Dataset items
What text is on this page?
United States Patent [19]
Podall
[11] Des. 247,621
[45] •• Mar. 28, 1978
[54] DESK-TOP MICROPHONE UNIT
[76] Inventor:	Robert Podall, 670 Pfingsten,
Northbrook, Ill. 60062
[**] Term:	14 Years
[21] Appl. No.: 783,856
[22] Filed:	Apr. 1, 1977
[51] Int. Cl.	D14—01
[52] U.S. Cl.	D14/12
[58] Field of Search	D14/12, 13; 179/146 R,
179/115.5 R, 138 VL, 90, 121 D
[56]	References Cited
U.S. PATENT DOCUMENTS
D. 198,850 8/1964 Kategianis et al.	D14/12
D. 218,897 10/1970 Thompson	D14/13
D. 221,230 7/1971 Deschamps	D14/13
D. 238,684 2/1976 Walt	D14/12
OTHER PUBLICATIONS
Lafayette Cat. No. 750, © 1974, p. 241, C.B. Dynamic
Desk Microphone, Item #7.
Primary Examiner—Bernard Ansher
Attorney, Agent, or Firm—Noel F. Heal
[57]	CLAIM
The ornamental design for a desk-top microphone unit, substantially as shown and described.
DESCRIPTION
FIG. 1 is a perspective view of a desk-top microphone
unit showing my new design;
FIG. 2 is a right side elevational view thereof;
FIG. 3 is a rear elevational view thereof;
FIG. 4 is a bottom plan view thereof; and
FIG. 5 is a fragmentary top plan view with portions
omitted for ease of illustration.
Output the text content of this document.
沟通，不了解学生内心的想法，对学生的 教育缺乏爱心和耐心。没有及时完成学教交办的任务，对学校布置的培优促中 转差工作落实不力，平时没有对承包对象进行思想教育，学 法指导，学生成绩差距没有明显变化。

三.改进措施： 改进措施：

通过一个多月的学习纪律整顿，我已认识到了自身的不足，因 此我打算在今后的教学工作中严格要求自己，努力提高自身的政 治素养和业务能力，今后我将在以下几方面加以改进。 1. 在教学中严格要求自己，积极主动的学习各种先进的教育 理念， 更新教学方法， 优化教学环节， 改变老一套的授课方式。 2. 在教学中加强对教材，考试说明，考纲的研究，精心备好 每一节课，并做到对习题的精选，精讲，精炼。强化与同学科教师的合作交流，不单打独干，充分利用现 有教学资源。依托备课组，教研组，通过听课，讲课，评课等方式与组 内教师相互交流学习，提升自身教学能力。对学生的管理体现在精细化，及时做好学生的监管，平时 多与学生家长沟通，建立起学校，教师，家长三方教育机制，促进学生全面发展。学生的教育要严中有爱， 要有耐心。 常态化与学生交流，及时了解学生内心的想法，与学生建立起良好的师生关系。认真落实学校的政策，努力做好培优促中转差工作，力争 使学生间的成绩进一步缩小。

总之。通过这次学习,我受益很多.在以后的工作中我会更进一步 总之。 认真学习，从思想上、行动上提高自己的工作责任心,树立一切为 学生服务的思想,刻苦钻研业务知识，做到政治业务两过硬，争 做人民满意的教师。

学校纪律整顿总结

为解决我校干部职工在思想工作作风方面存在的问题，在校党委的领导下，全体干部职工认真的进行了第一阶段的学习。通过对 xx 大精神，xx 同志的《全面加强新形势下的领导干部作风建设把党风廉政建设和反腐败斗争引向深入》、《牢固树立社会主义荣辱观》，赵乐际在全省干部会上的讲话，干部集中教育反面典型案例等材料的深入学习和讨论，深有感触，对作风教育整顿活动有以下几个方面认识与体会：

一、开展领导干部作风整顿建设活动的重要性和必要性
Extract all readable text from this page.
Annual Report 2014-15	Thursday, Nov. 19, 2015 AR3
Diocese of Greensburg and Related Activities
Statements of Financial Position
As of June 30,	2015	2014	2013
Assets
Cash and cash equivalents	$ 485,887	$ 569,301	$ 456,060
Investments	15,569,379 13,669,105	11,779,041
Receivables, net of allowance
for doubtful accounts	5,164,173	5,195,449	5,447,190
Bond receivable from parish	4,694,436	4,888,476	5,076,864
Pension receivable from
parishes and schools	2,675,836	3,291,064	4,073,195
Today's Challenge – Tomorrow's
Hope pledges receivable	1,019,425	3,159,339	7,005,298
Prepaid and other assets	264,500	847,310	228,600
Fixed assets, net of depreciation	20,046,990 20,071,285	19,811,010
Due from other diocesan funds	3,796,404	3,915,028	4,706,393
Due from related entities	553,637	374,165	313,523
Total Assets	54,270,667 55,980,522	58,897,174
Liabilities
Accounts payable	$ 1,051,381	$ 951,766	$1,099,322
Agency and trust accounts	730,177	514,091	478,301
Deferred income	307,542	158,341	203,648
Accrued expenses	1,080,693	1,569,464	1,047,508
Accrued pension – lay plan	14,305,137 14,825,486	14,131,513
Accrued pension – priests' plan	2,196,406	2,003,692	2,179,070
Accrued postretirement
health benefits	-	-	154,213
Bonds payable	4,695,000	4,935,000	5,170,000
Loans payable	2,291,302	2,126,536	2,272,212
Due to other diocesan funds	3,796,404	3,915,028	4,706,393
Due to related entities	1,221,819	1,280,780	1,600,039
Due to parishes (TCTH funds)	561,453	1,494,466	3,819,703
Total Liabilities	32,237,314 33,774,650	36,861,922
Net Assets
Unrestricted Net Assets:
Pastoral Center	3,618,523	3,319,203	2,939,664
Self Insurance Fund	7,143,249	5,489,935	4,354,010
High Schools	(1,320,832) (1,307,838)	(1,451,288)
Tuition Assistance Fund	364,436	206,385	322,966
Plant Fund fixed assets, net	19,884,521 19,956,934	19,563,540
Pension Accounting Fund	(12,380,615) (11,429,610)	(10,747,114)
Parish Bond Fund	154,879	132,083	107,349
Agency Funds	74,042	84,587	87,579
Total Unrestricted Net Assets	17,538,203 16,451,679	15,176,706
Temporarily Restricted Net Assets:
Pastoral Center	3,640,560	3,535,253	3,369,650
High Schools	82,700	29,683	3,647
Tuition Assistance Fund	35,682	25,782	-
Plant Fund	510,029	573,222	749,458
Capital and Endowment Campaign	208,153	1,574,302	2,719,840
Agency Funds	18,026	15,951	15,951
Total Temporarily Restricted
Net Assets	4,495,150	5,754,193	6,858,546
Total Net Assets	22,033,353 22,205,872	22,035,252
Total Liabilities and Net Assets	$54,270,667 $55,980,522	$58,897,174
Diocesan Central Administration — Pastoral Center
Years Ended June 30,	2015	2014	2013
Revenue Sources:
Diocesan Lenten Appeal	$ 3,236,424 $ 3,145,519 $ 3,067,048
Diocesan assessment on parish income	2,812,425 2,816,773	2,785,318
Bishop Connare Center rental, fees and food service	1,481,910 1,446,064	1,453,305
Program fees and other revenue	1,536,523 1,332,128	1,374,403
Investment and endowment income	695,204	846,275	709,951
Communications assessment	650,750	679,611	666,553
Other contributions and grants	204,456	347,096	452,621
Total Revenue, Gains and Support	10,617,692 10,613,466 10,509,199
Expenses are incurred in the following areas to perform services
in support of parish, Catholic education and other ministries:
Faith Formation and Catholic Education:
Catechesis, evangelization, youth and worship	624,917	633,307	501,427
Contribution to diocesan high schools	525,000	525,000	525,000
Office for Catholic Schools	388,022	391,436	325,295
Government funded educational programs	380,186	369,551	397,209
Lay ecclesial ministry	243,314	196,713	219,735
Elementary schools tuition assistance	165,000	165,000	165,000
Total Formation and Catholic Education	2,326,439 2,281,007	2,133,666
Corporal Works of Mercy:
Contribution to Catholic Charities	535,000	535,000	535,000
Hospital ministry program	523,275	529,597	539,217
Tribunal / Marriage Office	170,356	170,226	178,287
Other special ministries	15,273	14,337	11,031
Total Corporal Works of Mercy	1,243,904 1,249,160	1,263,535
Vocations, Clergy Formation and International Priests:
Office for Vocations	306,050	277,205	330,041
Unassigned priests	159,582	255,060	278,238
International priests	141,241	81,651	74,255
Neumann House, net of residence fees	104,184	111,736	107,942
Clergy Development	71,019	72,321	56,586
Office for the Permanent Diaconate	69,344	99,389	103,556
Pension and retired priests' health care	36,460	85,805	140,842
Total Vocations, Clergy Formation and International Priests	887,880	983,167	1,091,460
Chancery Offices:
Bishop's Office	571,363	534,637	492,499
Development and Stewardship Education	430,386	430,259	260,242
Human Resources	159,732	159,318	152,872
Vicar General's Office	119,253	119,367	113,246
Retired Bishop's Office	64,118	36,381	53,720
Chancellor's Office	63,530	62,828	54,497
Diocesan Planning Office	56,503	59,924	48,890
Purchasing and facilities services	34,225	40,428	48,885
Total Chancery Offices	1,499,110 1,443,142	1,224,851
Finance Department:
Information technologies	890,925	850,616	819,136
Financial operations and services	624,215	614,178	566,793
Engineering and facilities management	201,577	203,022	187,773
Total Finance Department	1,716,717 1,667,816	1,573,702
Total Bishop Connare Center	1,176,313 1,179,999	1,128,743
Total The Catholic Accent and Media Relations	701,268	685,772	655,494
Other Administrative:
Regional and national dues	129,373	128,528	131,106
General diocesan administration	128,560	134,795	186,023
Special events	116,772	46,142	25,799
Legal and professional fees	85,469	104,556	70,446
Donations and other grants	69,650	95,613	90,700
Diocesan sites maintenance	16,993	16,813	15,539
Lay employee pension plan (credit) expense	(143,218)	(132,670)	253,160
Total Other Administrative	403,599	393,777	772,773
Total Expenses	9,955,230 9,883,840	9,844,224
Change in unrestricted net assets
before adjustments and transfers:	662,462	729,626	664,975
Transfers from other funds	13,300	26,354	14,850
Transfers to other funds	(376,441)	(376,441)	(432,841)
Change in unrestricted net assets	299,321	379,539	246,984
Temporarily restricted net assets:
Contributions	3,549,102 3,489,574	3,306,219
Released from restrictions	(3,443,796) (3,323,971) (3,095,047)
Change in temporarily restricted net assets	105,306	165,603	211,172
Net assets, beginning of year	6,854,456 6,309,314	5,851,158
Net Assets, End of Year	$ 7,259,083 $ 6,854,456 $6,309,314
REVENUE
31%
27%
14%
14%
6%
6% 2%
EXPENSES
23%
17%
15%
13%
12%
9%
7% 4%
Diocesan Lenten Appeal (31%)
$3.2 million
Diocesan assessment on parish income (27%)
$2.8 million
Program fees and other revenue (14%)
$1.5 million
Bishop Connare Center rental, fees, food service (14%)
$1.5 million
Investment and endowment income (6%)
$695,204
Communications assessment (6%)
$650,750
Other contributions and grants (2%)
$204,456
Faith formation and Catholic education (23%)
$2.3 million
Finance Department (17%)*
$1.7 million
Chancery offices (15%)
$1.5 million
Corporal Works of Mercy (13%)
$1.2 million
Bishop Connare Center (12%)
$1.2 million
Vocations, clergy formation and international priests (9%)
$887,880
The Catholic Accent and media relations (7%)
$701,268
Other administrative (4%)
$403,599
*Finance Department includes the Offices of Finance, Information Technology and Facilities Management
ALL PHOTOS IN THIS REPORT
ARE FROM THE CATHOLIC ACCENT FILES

__WHAT YOU HAVE TO DO__
Search the material above for "Liabilities". Pull out each line where it shows up.

__WRITTEN RESPONSE__
Liabilities
Total Liabilities	32,237,314 33,774,650	36,861,922
Total Liabilities and Net Assets	$54,270,667 $55,980,522	$58,897,174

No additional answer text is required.